_Exercise directions_
Return all lines that include the string "中国对外投资规模变化".

_Figure content listings_
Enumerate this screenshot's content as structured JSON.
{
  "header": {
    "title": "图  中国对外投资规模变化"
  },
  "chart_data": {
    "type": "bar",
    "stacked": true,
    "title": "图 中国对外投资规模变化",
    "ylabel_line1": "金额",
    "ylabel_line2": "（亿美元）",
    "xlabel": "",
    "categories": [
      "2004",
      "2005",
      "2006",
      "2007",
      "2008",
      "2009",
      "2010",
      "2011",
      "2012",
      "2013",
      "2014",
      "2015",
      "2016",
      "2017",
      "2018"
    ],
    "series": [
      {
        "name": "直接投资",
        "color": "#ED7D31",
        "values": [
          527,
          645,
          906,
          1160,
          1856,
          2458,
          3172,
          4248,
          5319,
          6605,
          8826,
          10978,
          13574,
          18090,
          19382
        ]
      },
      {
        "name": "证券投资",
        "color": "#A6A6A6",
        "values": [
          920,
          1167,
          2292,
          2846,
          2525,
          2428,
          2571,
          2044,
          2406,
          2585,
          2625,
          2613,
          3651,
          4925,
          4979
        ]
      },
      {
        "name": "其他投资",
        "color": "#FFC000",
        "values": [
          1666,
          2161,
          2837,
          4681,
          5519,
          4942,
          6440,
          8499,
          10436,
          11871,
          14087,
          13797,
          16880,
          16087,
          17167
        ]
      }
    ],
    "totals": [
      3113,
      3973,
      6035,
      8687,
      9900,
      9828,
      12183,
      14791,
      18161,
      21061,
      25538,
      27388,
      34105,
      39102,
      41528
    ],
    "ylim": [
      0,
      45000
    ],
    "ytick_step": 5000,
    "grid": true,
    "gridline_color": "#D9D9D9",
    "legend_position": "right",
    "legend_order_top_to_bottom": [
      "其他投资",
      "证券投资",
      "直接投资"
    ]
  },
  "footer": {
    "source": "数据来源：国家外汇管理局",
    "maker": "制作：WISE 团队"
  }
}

_Response for this exercise_
    "title": "图  中国对外投资规模变化"
    "title": "图 中国对外投资规模变化",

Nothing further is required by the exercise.